__Problem statement__:
Print out every record below, exactly as written.

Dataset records
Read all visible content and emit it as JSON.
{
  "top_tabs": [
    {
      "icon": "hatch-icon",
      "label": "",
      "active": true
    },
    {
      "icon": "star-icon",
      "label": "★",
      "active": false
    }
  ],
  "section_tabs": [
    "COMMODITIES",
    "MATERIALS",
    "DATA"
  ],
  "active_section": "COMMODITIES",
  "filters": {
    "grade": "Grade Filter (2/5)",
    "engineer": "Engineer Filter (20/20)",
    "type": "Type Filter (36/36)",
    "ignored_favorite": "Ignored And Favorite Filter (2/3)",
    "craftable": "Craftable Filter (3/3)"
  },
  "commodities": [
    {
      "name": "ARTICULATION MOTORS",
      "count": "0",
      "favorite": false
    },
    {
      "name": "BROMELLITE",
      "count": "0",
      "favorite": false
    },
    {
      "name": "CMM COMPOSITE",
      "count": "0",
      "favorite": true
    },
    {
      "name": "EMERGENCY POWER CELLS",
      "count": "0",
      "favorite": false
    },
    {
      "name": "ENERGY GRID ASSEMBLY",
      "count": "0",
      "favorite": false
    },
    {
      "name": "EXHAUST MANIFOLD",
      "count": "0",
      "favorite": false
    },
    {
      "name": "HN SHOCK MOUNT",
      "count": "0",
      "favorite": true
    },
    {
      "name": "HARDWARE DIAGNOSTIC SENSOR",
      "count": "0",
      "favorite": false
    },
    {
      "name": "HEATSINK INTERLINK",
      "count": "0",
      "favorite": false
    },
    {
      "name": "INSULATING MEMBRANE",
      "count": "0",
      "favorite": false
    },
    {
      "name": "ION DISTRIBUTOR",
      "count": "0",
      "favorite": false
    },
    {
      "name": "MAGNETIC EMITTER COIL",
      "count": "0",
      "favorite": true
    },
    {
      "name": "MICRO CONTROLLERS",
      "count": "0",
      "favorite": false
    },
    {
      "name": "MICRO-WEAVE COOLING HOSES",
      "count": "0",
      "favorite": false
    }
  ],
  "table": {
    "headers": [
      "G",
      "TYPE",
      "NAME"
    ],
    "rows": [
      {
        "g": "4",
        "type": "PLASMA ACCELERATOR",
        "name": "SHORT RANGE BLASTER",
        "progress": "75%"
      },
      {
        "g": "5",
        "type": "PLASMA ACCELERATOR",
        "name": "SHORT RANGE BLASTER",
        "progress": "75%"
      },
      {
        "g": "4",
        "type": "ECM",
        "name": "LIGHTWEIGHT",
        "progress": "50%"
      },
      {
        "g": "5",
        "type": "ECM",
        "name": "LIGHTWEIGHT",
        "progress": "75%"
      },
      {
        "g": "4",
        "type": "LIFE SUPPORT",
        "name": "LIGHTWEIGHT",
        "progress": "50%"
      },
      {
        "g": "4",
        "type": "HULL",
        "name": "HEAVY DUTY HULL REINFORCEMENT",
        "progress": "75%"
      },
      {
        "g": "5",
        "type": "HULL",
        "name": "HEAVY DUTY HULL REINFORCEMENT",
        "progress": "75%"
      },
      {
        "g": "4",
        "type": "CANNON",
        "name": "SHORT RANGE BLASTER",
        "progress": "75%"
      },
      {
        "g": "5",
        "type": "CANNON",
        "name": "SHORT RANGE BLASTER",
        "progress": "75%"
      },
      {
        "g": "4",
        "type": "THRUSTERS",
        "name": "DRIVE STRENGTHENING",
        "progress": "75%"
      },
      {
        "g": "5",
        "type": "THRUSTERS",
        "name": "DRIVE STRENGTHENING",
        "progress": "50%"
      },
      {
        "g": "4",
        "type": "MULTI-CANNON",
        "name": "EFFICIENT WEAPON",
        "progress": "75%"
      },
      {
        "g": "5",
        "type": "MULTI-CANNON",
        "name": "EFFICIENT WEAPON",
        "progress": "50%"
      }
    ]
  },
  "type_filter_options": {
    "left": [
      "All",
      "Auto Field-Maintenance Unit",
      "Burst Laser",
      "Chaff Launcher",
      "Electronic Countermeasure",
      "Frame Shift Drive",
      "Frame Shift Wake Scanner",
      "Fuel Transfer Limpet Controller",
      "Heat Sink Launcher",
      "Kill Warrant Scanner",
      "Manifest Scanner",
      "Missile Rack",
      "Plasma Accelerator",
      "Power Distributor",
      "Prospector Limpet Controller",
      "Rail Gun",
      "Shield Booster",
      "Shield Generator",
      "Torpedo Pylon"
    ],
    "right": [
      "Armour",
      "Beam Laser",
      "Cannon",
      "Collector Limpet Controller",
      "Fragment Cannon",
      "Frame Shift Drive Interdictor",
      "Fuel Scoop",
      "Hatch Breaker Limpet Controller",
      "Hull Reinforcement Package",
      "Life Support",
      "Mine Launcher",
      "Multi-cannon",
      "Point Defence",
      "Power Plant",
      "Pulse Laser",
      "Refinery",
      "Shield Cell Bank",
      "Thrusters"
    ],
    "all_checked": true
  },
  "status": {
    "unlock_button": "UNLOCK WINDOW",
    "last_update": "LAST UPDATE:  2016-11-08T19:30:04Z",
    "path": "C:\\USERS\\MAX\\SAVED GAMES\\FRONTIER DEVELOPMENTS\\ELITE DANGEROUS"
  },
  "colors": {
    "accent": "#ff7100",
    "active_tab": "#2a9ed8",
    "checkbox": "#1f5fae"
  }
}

__Exercise response__:
Read all visible content and emit it as JSON.
{
  "top_tabs": [
    {
      "icon": "hatch-icon",
      "label": "",
      "active": true
    },
    {
      "icon": "star-icon",
      "label": "★",
      "active": false
    }
  ],
  "section_tabs": [
    "COMMODITIES",
    "MATERIALS",
    "DATA"
  ],
  "active_section": "COMMODITIES",
  "filters": {
    "grade": "Grade Filter (2/5)",
    "engineer": "Engineer Filter (20/20)",
    "type": "Type Filter (36/36)",
    "ignored_favorite": "Ignored And Favorite Filter (2/3)",
    "craftable": "Craftable Filter (3/3)"
  },
  "commodities": [
    {
      "name": "ARTICULATION MOTORS",
      "count": "0",
      "favorite": false
    },
    {
      "name": "BROMELLITE",
      "count": "0",
      "favorite": false
    },
    {
      "name": "CMM COMPOSITE",
      "count": "0",
      "favorite": true
    },
    {
      "name": "EMERGENCY POWER CELLS",
      "count": "0",
      "favorite": false
    },
    {
      "name": "ENERGY GRID ASSEMBLY",
      "count": "0",
      "favorite": false
    },
    {
      "name": "EXHAUST MANIFOLD",
      "count": "0",
      "favorite": false
    },
    {
      "name": "HN SHOCK MOUNT",
      "count": "0",
      "favorite": true
    },
    {
      "name": "HARDWARE DIAGNOSTIC SENSOR",
      "count": "0",
      "favorite": false
    },
    {
      "name": "HEATSINK INTERLINK",
      "count": "0",
      "favorite": false
    },
    {
      "name": "INSULATING MEMBRANE",
      "count": "0",
      "favorite": false
    },
    {
      "name": "ION DISTRIBUTOR",
      "count": "0",
      "favorite": false
    },
    {
      "name": "MAGNETIC EMITTER COIL",
      "count": "0",
      "favorite": true
    },
    {
      "name": "MICRO CONTROLLERS",
      "count": "0",
      "favorite": false
    },
    {
      "name": "MICRO-WEAVE COOLING HOSES",
      "count": "0",
      "favorite": false
    }
  ],
  "table": {
    "headers": [
      "G",
      "TYPE",
      "NAME"
    ],
    "rows": [
      {
        "g": "4",
        "type": "PLASMA ACCELERATOR",
        "name": "SHORT RANGE BLASTER",
        "progress": "75%"
      },
      {
        "g": "5",
        "type": "PLASMA ACCELERATOR",
        "name": "SHORT RANGE BLASTER",
        "progress": "75%"
      },
      {
        "g": "4",
        "type": "ECM",
        "name": "LIGHTWEIGHT",
        "progress": "50%"
      },
      {
        "g": "5",
        "type": "ECM",
        "name": "LIGHTWEIGHT",
        "progress": "75%"
      },
      {
        "g": "4",
        "type": "LIFE SUPPORT",
        "name": "LIGHTWEIGHT",
        "progress": "50%"
      },
      {
        "g": "4",
        "type": "HULL",
        "name": "HEAVY DUTY HULL REINFORCEMENT",
        "progress": "75%"
      },
      {
        "g": "5",
        "type": "HULL",
        "name": "HEAVY DUTY HULL REINFORCEMENT",
        "progress": "75%"
      },
      {
        "g": "4",
        "type": "CANNON",
        "name": "SHORT RANGE BLASTER",
        "progress": "75%"
      },
      {
        "g": "5",
        "type": "CANNON",
        "name": "SHORT RANGE BLASTER",
        "progress": "75%"
      },
      {
        "g": "4",
        "type": "THRUSTERS",
        "name": "DRIVE STRENGTHENING",
        "progress": "75%"
      },
      {
        "g": "5",
        "type": "THRUSTERS",
        "name": "DRIVE STRENGTHENING",
        "progress": "50%"
      },
      {
        "g": "4",
        "type": "MULTI-CANNON",
        "name": "EFFICIENT WEAPON",
        "progress": "75%"
      },
      {
        "g": "5",
        "type": "MULTI-CANNON",
        "name": "EFFICIENT WEAPON",
        "progress": "50%"
      }
    ]
  },
  "type_filter_options": {
    "left": [
      "All",
      "Auto Field-Maintenance Unit",
      "Burst Laser",
      "Chaff Launcher",
      "Electronic Countermeasure",
      "Frame Shift Drive",
      "Frame Shift Wake Scanner",
      "Fuel Transfer Limpet Controller",
      "Heat Sink Launcher",
      "Kill Warrant Scanner",
      "Manifest Scanner",
      "Missile Rack",
      "Plasma Accelerator",
      "Power Distributor",
      "Prospector Limpet Controller",
      "Rail Gun",
      "Shield Booster",
      "Shield Generator",
      "Torpedo Pylon"
    ],
    "right": [
      "Armour",
      "Beam Laser",
      "Cannon",
      "Collector Limpet Controller",
      "Fragment Cannon",
      "Frame Shift Drive Interdictor",
      "Fuel Scoop",
      "Hatch Breaker Limpet Controller",
      "Hull Reinforcement Package",
      "Life Support",
      "Mine Launcher",
      "Multi-cannon",
      "Point Defence",
      "Power Plant",
      "Pulse Laser",
      "Refinery",
      "Shield Cell Bank",
      "Thrusters"
    ],
    "all_checked": true
  },
  "status": {
    "unlock_button": "UNLOCK WINDOW",
    "last_update": "LAST UPDATE:  2016-11-08T19:30:04Z",
    "path": "C:\\USERS\\MAX\\SAVED GAMES\\FRONTIER DEVELOPMENTS\\ELITE DANGEROUS"
  },
  "colors": {
    "accent": "#ff7100",
    "active_tab": "#2a9ed8",
    "checkbox": "#1f5fae"
  }
}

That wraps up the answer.